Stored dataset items

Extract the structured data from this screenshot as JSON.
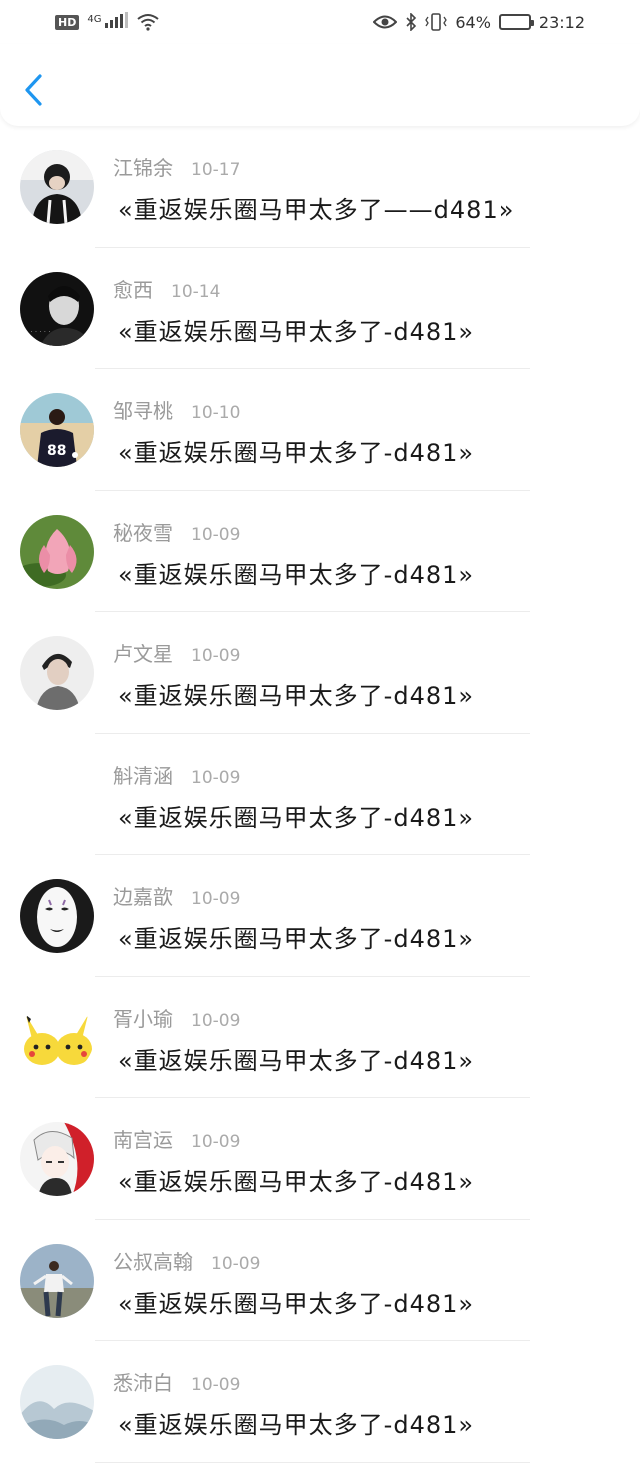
{
  "status_bar": {
    "hd_badge": "HD",
    "network": "4G",
    "battery_percent_text": "64%",
    "battery_level": 0.64,
    "time": "23:12",
    "icons": [
      "signal-icon",
      "wifi-icon",
      "eye-icon",
      "bluetooth-icon",
      "vibrate-icon"
    ]
  },
  "nav": {
    "back_icon": "chevron-left-icon",
    "accent": "#1e96f0"
  },
  "items": [
    {
      "name": "江锦余",
      "date": "10-17",
      "title": "«重返娱乐圈马甲太多了——d481»",
      "avatar": "boy-in-black"
    },
    {
      "name": "愈西",
      "date": "10-14",
      "title": "«重返娱乐圈马甲太多了-d481»",
      "avatar": "dark-portrait"
    },
    {
      "name": "邹寻桃",
      "date": "10-10",
      "title": "«重返娱乐圈马甲太多了-d481»",
      "avatar": "jersey-88-beach"
    },
    {
      "name": "秘夜雪",
      "date": "10-09",
      "title": "«重返娱乐圈马甲太多了-d481»",
      "avatar": "lotus"
    },
    {
      "name": "卢文星",
      "date": "10-09",
      "title": "«重返娱乐圈马甲太多了-d481»",
      "avatar": "grey-portrait"
    },
    {
      "name": "斛清涵",
      "date": "10-09",
      "title": "«重返娱乐圈马甲太多了-d481»",
      "avatar": "none"
    },
    {
      "name": "边嘉歆",
      "date": "10-09",
      "title": "«重返娱乐圈马甲太多了-d481»",
      "avatar": "no-face-mask"
    },
    {
      "name": "胥小瑜",
      "date": "10-09",
      "title": "«重返娱乐圈马甲太多了-d481»",
      "avatar": "pikachu"
    },
    {
      "name": "南宫运",
      "date": "10-09",
      "title": "«重返娱乐圈马甲太多了-d481»",
      "avatar": "anime-red"
    },
    {
      "name": "公叔高翰",
      "date": "10-09",
      "title": "«重返娱乐圈马甲太多了-d481»",
      "avatar": "man-standing"
    },
    {
      "name": "悉沛白",
      "date": "10-09",
      "title": "«重返娱乐圈马甲太多了-d481»",
      "avatar": "misty-landscape"
    }
  ]
}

◆ **GIVEN PROBLEM**:
Replicate the material above verbatim; images stay out of the copy.

◆ **REPLY**:
Extract the structured data from this screenshot as JSON.
{
  "status_bar": {
    "hd_badge": "HD",
    "network": "4G",
    "battery_percent_text": "64%",
    "battery_level": 0.64,
    "time": "23:12",
    "icons": [
      "signal-icon",
      "wifi-icon",
      "eye-icon",
      "bluetooth-icon",
      "vibrate-icon"
    ]
  },
  "nav": {
    "back_icon": "chevron-left-icon",
    "accent": "#1e96f0"
  },
  "items": [
    {
      "name": "江锦余",
      "date": "10-17",
      "title": "«重返娱乐圈马甲太多了——d481»",
      "avatar": "boy-in-black"
    },
    {
      "name": "愈西",
      "date": "10-14",
      "title": "«重返娱乐圈马甲太多了-d481»",
      "avatar": "dark-portrait"
    },
    {
      "name": "邹寻桃",
      "date": "10-10",
      "title": "«重返娱乐圈马甲太多了-d481»",
      "avatar": "jersey-88-beach"
    },
    {
      "name": "秘夜雪",
      "date": "10-09",
      "title": "«重返娱乐圈马甲太多了-d481»",
      "avatar": "lotus"
    },
    {
      "name": "卢文星",
      "date": "10-09",
      "title": "«重返娱乐圈马甲太多了-d481»",
      "avatar": "grey-portrait"
    },
    {
      "name": "斛清涵",
      "date": "10-09",
      "title": "«重返娱乐圈马甲太多了-d481»",
      "avatar": "none"
    },
    {
      "name": "边嘉歆",
      "date": "10-09",
      "title": "«重返娱乐圈马甲太多了-d481»",
      "avatar": "no-face-mask"
    },
    {
      "name": "胥小瑜",
      "date": "10-09",
      "title": "«重返娱乐圈马甲太多了-d481»",
      "avatar": "pikachu"
    },
    {
      "name": "南宫运",
      "date": "10-09",
      "title": "«重返娱乐圈马甲太多了-d481»",
      "avatar": "anime-red"
    },
    {
      "name": "公叔高翰",
      "date": "10-09",
      "title": "«重返娱乐圈马甲太多了-d481»",
      "avatar": "man-standing"
    },
    {
      "name": "悉沛白",
      "date": "10-09",
      "title": "«重返娱乐圈马甲太多了-d481»",
      "avatar": "misty-landscape"
    }
  ]
}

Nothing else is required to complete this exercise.